-- DATA LINES --

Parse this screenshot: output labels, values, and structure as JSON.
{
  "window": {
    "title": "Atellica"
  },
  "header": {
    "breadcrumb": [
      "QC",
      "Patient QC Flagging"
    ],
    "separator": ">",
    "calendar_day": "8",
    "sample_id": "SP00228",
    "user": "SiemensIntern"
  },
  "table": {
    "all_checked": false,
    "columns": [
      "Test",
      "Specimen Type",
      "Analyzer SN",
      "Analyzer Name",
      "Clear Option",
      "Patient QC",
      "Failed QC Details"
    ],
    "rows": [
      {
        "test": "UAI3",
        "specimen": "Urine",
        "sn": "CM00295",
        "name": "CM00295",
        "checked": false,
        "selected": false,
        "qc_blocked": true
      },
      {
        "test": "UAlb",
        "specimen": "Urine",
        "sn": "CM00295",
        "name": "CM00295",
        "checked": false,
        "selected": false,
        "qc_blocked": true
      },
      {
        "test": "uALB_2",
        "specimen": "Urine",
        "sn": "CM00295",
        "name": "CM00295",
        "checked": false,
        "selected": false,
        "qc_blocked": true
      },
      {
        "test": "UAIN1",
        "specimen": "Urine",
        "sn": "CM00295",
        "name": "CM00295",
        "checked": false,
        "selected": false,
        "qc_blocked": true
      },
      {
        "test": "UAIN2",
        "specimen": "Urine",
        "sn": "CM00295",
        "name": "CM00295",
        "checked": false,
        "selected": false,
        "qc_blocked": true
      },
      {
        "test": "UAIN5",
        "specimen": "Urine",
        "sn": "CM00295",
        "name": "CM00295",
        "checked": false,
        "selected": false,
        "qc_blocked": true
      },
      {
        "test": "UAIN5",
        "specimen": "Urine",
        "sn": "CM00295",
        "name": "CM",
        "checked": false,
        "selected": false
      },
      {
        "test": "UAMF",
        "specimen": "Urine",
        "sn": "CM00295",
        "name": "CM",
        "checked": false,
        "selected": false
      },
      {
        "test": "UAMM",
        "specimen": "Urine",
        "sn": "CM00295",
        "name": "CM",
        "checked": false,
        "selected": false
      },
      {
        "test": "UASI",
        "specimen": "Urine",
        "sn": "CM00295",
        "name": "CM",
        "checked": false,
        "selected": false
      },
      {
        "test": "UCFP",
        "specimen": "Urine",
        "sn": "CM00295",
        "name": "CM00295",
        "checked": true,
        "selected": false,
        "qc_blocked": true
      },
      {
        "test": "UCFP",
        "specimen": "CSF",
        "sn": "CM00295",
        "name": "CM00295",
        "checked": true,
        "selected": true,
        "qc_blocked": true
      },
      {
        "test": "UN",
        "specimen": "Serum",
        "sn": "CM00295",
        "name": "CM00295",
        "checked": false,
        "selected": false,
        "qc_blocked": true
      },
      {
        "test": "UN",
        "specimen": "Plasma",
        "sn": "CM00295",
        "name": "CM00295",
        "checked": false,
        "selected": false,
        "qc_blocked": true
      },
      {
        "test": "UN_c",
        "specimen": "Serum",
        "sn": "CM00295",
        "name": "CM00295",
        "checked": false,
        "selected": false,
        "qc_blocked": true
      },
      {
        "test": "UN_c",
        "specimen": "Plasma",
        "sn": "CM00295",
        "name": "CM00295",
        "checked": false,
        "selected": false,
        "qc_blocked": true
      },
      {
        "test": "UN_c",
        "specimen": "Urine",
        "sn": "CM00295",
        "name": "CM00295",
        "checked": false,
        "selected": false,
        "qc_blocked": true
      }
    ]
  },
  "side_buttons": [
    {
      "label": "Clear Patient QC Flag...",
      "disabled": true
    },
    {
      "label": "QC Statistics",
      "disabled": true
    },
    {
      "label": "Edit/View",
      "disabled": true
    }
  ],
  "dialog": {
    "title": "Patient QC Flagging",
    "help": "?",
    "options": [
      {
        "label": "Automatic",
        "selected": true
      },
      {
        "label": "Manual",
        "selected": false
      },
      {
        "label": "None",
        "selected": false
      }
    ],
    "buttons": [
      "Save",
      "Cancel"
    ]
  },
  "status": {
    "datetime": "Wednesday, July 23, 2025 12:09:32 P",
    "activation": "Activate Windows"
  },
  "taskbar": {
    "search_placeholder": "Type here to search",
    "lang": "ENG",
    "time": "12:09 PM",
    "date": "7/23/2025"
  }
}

-- WRITTEN REQUEST --
Return each line that includes "Type".

-- ANSWER IN FULL --
      "Specimen Type",
    "search_placeholder": "Type here to search",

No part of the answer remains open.